PROVIDED ENTRIES
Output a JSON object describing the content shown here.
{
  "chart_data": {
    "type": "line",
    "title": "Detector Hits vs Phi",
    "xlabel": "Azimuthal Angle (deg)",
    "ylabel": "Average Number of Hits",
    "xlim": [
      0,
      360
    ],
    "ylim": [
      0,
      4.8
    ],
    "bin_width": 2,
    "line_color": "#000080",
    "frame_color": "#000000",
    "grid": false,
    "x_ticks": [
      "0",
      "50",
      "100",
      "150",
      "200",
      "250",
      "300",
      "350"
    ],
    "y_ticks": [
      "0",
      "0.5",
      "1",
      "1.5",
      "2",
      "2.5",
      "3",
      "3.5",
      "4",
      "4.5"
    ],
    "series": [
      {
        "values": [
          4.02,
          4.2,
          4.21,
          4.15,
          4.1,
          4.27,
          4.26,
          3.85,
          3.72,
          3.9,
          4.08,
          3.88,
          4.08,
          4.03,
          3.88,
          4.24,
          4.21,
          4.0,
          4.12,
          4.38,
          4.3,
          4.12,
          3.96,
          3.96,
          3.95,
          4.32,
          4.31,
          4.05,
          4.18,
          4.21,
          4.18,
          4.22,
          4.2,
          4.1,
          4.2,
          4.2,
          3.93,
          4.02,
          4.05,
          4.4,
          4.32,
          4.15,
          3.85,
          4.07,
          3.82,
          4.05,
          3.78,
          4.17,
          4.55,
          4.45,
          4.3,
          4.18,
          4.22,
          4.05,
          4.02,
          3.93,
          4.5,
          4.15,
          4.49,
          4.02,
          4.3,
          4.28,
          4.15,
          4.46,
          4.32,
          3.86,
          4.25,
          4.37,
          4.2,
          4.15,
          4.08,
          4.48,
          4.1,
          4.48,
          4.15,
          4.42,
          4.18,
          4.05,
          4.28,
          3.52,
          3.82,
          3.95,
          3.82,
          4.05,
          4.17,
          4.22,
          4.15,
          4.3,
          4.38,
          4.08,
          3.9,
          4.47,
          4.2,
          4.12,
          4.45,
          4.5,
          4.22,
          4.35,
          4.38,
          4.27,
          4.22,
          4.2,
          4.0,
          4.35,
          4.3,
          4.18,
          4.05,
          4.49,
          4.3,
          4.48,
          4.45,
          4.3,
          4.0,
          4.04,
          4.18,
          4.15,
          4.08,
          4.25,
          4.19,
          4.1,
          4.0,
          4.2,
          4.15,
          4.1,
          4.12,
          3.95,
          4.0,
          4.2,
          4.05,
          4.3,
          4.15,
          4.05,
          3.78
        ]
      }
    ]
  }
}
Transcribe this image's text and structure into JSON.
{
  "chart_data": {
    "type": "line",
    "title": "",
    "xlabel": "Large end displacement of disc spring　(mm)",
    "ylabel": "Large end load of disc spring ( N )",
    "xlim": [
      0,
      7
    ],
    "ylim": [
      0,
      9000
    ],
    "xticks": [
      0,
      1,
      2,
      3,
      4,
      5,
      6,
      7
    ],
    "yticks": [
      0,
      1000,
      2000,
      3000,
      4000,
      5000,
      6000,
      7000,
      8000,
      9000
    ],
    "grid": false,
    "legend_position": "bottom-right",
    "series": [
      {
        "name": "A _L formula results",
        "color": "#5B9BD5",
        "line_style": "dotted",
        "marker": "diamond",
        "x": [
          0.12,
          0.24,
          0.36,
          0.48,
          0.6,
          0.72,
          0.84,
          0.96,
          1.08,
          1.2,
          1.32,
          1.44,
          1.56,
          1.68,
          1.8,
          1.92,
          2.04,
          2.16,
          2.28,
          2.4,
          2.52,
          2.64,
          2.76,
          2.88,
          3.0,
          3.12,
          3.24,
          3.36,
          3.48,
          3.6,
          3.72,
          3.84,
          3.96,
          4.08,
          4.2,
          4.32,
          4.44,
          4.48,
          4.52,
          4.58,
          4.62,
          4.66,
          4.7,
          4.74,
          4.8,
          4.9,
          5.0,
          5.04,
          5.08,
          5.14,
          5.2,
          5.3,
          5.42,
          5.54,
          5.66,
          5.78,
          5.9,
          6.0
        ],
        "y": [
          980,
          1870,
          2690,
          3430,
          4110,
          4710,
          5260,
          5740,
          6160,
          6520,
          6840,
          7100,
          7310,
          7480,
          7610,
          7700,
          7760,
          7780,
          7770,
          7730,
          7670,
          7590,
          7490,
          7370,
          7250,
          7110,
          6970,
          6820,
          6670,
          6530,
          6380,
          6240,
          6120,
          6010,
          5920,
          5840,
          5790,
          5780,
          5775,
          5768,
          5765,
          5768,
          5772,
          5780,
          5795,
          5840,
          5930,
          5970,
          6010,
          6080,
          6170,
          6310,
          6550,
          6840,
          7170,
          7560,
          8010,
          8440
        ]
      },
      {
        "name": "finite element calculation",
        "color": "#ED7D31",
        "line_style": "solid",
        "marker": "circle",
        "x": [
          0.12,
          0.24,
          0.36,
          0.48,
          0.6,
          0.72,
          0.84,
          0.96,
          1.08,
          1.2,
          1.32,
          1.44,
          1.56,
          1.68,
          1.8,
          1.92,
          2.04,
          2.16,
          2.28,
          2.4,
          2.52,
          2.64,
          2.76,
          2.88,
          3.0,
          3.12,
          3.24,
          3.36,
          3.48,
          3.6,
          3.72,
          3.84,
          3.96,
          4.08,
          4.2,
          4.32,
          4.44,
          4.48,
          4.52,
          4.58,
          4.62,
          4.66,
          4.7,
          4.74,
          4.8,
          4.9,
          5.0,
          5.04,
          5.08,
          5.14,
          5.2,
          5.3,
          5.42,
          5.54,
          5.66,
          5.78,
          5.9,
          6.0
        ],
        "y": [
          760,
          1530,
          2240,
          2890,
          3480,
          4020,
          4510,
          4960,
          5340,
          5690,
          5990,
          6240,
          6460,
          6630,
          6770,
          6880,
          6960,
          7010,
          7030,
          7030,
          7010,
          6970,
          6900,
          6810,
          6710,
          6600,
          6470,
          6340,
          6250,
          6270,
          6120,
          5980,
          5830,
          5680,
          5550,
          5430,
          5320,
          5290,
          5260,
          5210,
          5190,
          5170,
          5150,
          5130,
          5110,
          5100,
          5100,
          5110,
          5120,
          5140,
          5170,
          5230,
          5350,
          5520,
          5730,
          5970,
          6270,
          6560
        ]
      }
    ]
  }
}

EXERCISE INSTRUCTIONS
Copy out all of the lines above exactly.

EXERCISE OUTPUT
Output a JSON object describing the content shown here.
{
  "chart_data": {
    "type": "line",
    "title": "Detector Hits vs Phi",
    "xlabel": "Azimuthal Angle (deg)",
    "ylabel": "Average Number of Hits",
    "xlim": [
      0,
      360
    ],
    "ylim": [
      0,
      4.8
    ],
    "bin_width": 2,
    "line_color": "#000080",
    "frame_color": "#000000",
    "grid": false,
    "x_ticks": [
      "0",
      "50",
      "100",
      "150",
      "200",
      "250",
      "300",
      "350"
    ],
    "y_ticks": [
      "0",
      "0.5",
      "1",
      "1.5",
      "2",
      "2.5",
      "3",
      "3.5",
      "4",
      "4.5"
    ],
    "series": [
      {
        "values": [
          4.02,
          4.2,
          4.21,
          4.15,
          4.1,
          4.27,
          4.26,
          3.85,
          3.72,
          3.9,
          4.08,
          3.88,
          4.08,
          4.03,
          3.88,
          4.24,
          4.21,
          4.0,
          4.12,
          4.38,
          4.3,
          4.12,
          3.96,
          3.96,
          3.95,
          4.32,
          4.31,
          4.05,
          4.18,
          4.21,
          4.18,
          4.22,
          4.2,
          4.1,
          4.2,
          4.2,
          3.93,
          4.02,
          4.05,
          4.4,
          4.32,
          4.15,
          3.85,
          4.07,
          3.82,
          4.05,
          3.78,
          4.17,
          4.55,
          4.45,
          4.3,
          4.18,
          4.22,
          4.05,
          4.02,
          3.93,
          4.5,
          4.15,
          4.49,
          4.02,
          4.3,
          4.28,
          4.15,
          4.46,
          4.32,
          3.86,
          4.25,
          4.37,
          4.2,
          4.15,
          4.08,
          4.48,
          4.1,
          4.48,
          4.15,
          4.42,
          4.18,
          4.05,
          4.28,
          3.52,
          3.82,
          3.95,
          3.82,
          4.05,
          4.17,
          4.22,
          4.15,
          4.3,
          4.38,
          4.08,
          3.9,
          4.47,
          4.2,
          4.12,
          4.45,
          4.5,
          4.22,
          4.35,
          4.38,
          4.27,
          4.22,
          4.2,
          4.0,
          4.35,
          4.3,
          4.18,
          4.05,
          4.49,
          4.3,
          4.48,
          4.45,
          4.3,
          4.0,
          4.04,
          4.18,
          4.15,
          4.08,
          4.25,
          4.19,
          4.1,
          4.0,
          4.2,
          4.15,
          4.1,
          4.12,
          3.95,
          4.0,
          4.2,
          4.05,
          4.3,
          4.15,
          4.05,
          3.78
        ]
      }
    ]
  }
}
Transcribe this image's text and structure into JSON.
{
  "chart_data": {
    "type": "line",
    "title": "",
    "xlabel": "Large end displacement of disc spring　(mm)",
    "ylabel": "Large end load of disc spring ( N )",
    "xlim": [
      0,
      7
    ],
    "ylim": [
      0,
      9000
    ],
    "xticks": [
      0,
      1,
      2,
      3,
      4,
      5,
      6,
      7
    ],
    "yticks": [
      0,
      1000,
      2000,
      3000,
      4000,
      5000,
      6000,
      7000,
      8000,
      9000
    ],
    "grid": false,
    "legend_position": "bottom-right",
    "series": [
      {
        "name": "A _L formula results",
        "color": "#5B9BD5",
        "line_style": "dotted",
        "marker": "diamond",
        "x": [
          0.12,
          0.24,
          0.36,
          0.48,
          0.6,
          0.72,
          0.84,
          0.96,
          1.08,
          1.2,
          1.32,
          1.44,
          1.56,
          1.68,
          1.8,
          1.92,
          2.04,
          2.16,
          2.28,
          2.4,
          2.52,
          2.64,
          2.76,
          2.88,
          3.0,
          3.12,
          3.24,
          3.36,
          3.48,
          3.6,
          3.72,
          3.84,
          3.96,
          4.08,
          4.2,
          4.32,
          4.44,
          4.48,
          4.52,
          4.58,
          4.62,
          4.66,
          4.7,
          4.74,
          4.8,
          4.9,
          5.0,
          5.04,
          5.08,
          5.14,
          5.2,
          5.3,
          5.42,
          5.54,
          5.66,
          5.78,
          5.9,
          6.0
        ],
        "y": [
          980,
          1870,
          2690,
          3430,
          4110,
          4710,
          5260,
          5740,
          6160,
          6520,
          6840,
          7100,
          7310,
          7480,
          7610,
          7700,
          7760,
          7780,
          7770,
          7730,
          7670,
          7590,
          7490,
          7370,
          7250,
          7110,
          6970,
          6820,
          6670,
          6530,
          6380,
          6240,
          6120,
          6010,
          5920,
          5840,
          5790,
          5780,
          5775,
          5768,
          5765,
          5768,
          5772,
          5780,
          5795,
          5840,
          5930,
          5970,
          6010,
          6080,
          6170,
          6310,
          6550,
          6840,
          7170,
          7560,
          8010,
          8440
        ]
      },
      {
        "name": "finite element calculation",
        "color": "#ED7D31",
        "line_style": "solid",
        "marker": "circle",
        "x": [
          0.12,
          0.24,
          0.36,
          0.48,
          0.6,
          0.72,
          0.84,
          0.96,
          1.08,
          1.2,
          1.32,
          1.44,
          1.56,
          1.68,
          1.8,
          1.92,
          2.04,
          2.16,
          2.28,
          2.4,
          2.52,
          2.64,
          2.76,
          2.88,
          3.0,
          3.12,
          3.24,
          3.36,
          3.48,
          3.6,
          3.72,
          3.84,
          3.96,
          4.08,
          4.2,
          4.32,
          4.44,
          4.48,
          4.52,
          4.58,
          4.62,
          4.66,
          4.7,
          4.74,
          4.8,
          4.9,
          5.0,
          5.04,
          5.08,
          5.14,
          5.2,
          5.3,
          5.42,
          5.54,
          5.66,
          5.78,
          5.9,
          6.0
        ],
        "y": [
          760,
          1530,
          2240,
          2890,
          3480,
          4020,
          4510,
          4960,
          5340,
          5690,
          5990,
          6240,
          6460,
          6630,
          6770,
          6880,
          6960,
          7010,
          7030,
          7030,
          7010,
          6970,
          6900,
          6810,
          6710,
          6600,
          6470,
          6340,
          6250,
          6270,
          6120,
          5980,
          5830,
          5680,
          5550,
          5430,
          5320,
          5290,
          5260,
          5210,
          5190,
          5170,
          5150,
          5130,
          5110,
          5100,
          5100,
          5110,
          5120,
          5140,
          5170,
          5230,
          5350,
          5520,
          5730,
          5970,
          6270,
          6560
        ]
      }
    ]
  }
}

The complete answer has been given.